任务说明
把下面列表中的所有行逐字原样输出。
———
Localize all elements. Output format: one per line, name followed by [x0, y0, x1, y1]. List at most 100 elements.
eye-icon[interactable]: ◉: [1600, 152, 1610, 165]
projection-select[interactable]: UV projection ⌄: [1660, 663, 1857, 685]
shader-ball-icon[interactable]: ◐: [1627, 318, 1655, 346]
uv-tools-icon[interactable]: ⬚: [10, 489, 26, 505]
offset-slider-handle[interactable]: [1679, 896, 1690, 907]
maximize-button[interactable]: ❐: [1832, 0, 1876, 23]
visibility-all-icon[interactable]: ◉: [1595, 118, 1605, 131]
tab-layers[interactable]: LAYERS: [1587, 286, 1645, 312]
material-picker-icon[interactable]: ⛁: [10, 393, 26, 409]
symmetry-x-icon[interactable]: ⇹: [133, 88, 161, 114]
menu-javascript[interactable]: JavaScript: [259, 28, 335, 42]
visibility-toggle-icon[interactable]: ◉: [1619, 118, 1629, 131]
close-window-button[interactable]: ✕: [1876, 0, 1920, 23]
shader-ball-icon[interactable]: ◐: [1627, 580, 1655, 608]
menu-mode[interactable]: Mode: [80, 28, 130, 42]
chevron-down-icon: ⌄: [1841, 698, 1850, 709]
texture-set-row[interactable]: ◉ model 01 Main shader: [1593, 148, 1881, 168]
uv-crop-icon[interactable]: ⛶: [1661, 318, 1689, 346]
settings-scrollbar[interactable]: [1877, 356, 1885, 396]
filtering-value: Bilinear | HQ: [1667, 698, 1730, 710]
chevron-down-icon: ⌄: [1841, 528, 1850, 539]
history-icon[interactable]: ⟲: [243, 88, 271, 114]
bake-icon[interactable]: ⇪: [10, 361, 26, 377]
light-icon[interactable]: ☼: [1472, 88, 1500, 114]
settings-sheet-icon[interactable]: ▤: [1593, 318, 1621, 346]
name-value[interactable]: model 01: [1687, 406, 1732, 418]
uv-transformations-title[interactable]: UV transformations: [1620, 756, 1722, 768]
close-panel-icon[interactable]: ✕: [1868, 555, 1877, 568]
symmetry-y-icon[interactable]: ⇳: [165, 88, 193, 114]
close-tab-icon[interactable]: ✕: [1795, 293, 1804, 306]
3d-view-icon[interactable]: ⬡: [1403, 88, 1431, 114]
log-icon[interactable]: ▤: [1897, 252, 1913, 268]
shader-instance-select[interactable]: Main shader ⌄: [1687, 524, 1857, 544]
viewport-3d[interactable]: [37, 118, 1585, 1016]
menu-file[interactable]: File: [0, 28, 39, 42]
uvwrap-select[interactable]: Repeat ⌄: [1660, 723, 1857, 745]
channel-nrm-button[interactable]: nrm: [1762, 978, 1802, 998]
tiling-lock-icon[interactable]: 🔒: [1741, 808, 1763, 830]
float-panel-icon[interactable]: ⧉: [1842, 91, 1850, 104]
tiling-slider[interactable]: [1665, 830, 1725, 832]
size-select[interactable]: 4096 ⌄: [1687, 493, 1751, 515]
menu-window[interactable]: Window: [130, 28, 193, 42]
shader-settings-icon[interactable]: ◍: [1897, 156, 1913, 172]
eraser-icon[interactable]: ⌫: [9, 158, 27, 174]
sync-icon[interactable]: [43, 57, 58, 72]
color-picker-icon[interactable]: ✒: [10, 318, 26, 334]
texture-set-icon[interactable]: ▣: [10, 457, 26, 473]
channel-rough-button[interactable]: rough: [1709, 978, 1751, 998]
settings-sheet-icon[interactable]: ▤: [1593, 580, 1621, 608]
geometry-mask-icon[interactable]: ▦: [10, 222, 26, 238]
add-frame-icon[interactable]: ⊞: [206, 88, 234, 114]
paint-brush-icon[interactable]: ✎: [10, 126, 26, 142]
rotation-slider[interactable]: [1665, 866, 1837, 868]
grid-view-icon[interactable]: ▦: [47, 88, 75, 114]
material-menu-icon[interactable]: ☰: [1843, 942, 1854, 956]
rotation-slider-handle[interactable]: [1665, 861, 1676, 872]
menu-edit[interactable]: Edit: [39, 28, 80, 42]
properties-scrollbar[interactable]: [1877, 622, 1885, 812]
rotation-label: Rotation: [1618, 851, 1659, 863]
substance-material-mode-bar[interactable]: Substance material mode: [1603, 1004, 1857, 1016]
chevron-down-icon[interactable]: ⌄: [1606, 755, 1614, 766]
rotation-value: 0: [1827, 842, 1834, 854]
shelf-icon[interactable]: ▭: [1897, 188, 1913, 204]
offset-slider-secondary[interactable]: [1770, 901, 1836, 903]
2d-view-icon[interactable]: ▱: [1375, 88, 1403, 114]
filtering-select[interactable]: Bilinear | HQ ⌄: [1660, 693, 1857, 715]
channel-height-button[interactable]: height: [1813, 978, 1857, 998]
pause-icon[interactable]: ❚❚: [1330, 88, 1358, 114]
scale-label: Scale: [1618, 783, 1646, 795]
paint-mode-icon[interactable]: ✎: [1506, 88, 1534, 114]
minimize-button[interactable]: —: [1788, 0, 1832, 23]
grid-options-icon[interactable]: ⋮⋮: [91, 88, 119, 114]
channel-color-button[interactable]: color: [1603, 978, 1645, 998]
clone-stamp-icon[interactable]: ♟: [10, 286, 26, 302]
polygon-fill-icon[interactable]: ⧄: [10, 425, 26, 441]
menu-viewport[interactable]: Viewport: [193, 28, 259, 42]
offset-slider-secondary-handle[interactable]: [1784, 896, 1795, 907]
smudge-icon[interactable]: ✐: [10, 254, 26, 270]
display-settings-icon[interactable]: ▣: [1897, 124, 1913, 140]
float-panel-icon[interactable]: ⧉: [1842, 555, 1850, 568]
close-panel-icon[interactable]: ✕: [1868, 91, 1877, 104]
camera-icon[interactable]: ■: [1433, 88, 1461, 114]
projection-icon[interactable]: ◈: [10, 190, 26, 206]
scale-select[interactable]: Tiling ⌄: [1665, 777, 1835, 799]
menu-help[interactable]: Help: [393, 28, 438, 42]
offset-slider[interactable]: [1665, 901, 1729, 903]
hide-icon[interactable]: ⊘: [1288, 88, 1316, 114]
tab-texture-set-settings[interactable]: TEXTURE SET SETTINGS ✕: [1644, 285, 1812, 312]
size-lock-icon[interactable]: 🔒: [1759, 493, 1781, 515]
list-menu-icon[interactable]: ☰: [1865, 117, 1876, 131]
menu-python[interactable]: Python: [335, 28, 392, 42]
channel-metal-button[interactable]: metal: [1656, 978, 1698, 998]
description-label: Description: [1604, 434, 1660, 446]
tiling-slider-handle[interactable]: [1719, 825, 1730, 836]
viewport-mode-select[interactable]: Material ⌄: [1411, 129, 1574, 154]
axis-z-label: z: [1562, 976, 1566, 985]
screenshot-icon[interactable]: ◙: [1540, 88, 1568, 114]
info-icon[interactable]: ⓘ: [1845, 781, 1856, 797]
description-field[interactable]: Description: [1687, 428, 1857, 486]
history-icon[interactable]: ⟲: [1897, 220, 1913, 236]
———
完整答案
Localize all elements. Output format: one per line, name followed by [x0, y0, x1, y1]. List at most 100 elements.
eye-icon[interactable]: ◉: [1600, 152, 1610, 165]
projection-select[interactable]: UV projection ⌄: [1660, 663, 1857, 685]
shader-ball-icon[interactable]: ◐: [1627, 318, 1655, 346]
uv-tools-icon[interactable]: ⬚: [10, 489, 26, 505]
offset-slider-handle[interactable]: [1679, 896, 1690, 907]
maximize-button[interactable]: ❐: [1832, 0, 1876, 23]
visibility-all-icon[interactable]: ◉: [1595, 118, 1605, 131]
tab-layers[interactable]: LAYERS: [1587, 286, 1645, 312]
material-picker-icon[interactable]: ⛁: [10, 393, 26, 409]
symmetry-x-icon[interactable]: ⇹: [133, 88, 161, 114]
menu-javascript[interactable]: JavaScript: [259, 28, 335, 42]
visibility-toggle-icon[interactable]: ◉: [1619, 118, 1629, 131]
close-window-button[interactable]: ✕: [1876, 0, 1920, 23]
shader-ball-icon[interactable]: ◐: [1627, 580, 1655, 608]
menu-mode[interactable]: Mode: [80, 28, 130, 42]
chevron-down-icon: ⌄: [1841, 698, 1850, 709]
texture-set-row[interactable]: ◉ model 01 Main shader: [1593, 148, 1881, 168]
uv-crop-icon[interactable]: ⛶: [1661, 318, 1689, 346]
settings-scrollbar[interactable]: [1877, 356, 1885, 396]
filtering-value: Bilinear | HQ: [1667, 698, 1730, 710]
chevron-down-icon: ⌄: [1841, 528, 1850, 539]
history-icon[interactable]: ⟲: [243, 88, 271, 114]
bake-icon[interactable]: ⇪: [10, 361, 26, 377]
light-icon[interactable]: ☼: [1472, 88, 1500, 114]
settings-sheet-icon[interactable]: ▤: [1593, 318, 1621, 346]
name-value[interactable]: model 01: [1687, 406, 1732, 418]
uv-transformations-title[interactable]: UV transformations: [1620, 756, 1722, 768]
close-panel-icon[interactable]: ✕: [1868, 555, 1877, 568]
symmetry-y-icon[interactable]: ⇳: [165, 88, 193, 114]
close-tab-icon[interactable]: ✕: [1795, 293, 1804, 306]
3d-view-icon[interactable]: ⬡: [1403, 88, 1431, 114]
log-icon[interactable]: ▤: [1897, 252, 1913, 268]
shader-instance-select[interactable]: Main shader ⌄: [1687, 524, 1857, 544]
viewport-3d[interactable]: [37, 118, 1585, 1016]
menu-file[interactable]: File: [0, 28, 39, 42]
uvwrap-select[interactable]: Repeat ⌄: [1660, 723, 1857, 745]
channel-nrm-button[interactable]: nrm: [1762, 978, 1802, 998]
tiling-lock-icon[interactable]: 🔒: [1741, 808, 1763, 830]
float-panel-icon[interactable]: ⧉: [1842, 91, 1850, 104]
tiling-slider[interactable]: [1665, 830, 1725, 832]
size-select[interactable]: 4096 ⌄: [1687, 493, 1751, 515]
menu-window[interactable]: Window: [130, 28, 193, 42]
shader-settings-icon[interactable]: ◍: [1897, 156, 1913, 172]
eraser-icon[interactable]: ⌫: [9, 158, 27, 174]
sync-icon[interactable]: [43, 57, 58, 72]
color-picker-icon[interactable]: ✒: [10, 318, 26, 334]
texture-set-icon[interactable]: ▣: [10, 457, 26, 473]
channel-rough-button[interactable]: rough: [1709, 978, 1751, 998]
settings-sheet-icon[interactable]: ▤: [1593, 580, 1621, 608]
geometry-mask-icon[interactable]: ▦: [10, 222, 26, 238]
add-frame-icon[interactable]: ⊞: [206, 88, 234, 114]
paint-brush-icon[interactable]: ✎: [10, 126, 26, 142]
rotation-slider[interactable]: [1665, 866, 1837, 868]
grid-view-icon[interactable]: ▦: [47, 88, 75, 114]
material-menu-icon[interactable]: ☰: [1843, 942, 1854, 956]
rotation-slider-handle[interactable]: [1665, 861, 1676, 872]
menu-edit[interactable]: Edit: [39, 28, 80, 42]
properties-scrollbar[interactable]: [1877, 622, 1885, 812]
rotation-label: Rotation: [1618, 851, 1659, 863]
substance-material-mode-bar[interactable]: Substance material mode: [1603, 1004, 1857, 1016]
chevron-down-icon[interactable]: ⌄: [1606, 755, 1614, 766]
rotation-value: 0: [1827, 842, 1834, 854]
shelf-icon[interactable]: ▭: [1897, 188, 1913, 204]
offset-slider-secondary[interactable]: [1770, 901, 1836, 903]
2d-view-icon[interactable]: ▱: [1375, 88, 1403, 114]
filtering-select[interactable]: Bilinear | HQ ⌄: [1660, 693, 1857, 715]
channel-height-button[interactable]: height: [1813, 978, 1857, 998]
pause-icon[interactable]: ❚❚: [1330, 88, 1358, 114]
scale-label: Scale: [1618, 783, 1646, 795]
paint-mode-icon[interactable]: ✎: [1506, 88, 1534, 114]
minimize-button[interactable]: —: [1788, 0, 1832, 23]
grid-options-icon[interactable]: ⋮⋮: [91, 88, 119, 114]
channel-color-button[interactable]: color: [1603, 978, 1645, 998]
clone-stamp-icon[interactable]: ♟: [10, 286, 26, 302]
polygon-fill-icon[interactable]: ⧄: [10, 425, 26, 441]
menu-viewport[interactable]: Viewport: [193, 28, 259, 42]
offset-slider-secondary-handle[interactable]: [1784, 896, 1795, 907]
smudge-icon[interactable]: ✐: [10, 254, 26, 270]
display-settings-icon[interactable]: ▣: [1897, 124, 1913, 140]
float-panel-icon[interactable]: ⧉: [1842, 555, 1850, 568]
close-panel-icon[interactable]: ✕: [1868, 91, 1877, 104]
camera-icon[interactable]: ■: [1433, 88, 1461, 114]
projection-icon[interactable]: ◈: [10, 190, 26, 206]
scale-select[interactable]: Tiling ⌄: [1665, 777, 1835, 799]
menu-help[interactable]: Help: [393, 28, 438, 42]
offset-slider[interactable]: [1665, 901, 1729, 903]
hide-icon[interactable]: ⊘: [1288, 88, 1316, 114]
tab-texture-set-settings[interactable]: TEXTURE SET SETTINGS ✕: [1644, 285, 1812, 312]
size-lock-icon[interactable]: 🔒: [1759, 493, 1781, 515]
list-menu-icon[interactable]: ☰: [1865, 117, 1876, 131]
menu-python[interactable]: Python: [335, 28, 392, 42]
channel-metal-button[interactable]: metal: [1656, 978, 1698, 998]
description-label: Description: [1604, 434, 1660, 446]
tiling-slider-handle[interactable]: [1719, 825, 1730, 836]
viewport-mode-select[interactable]: Material ⌄: [1411, 129, 1574, 154]
axis-z-label: z: [1562, 976, 1566, 985]
screenshot-icon[interactable]: ◙: [1540, 88, 1568, 114]
info-icon[interactable]: ⓘ: [1845, 781, 1856, 797]
description-field[interactable]: Description: [1687, 428, 1857, 486]
history-icon[interactable]: ⟲: [1897, 220, 1913, 236]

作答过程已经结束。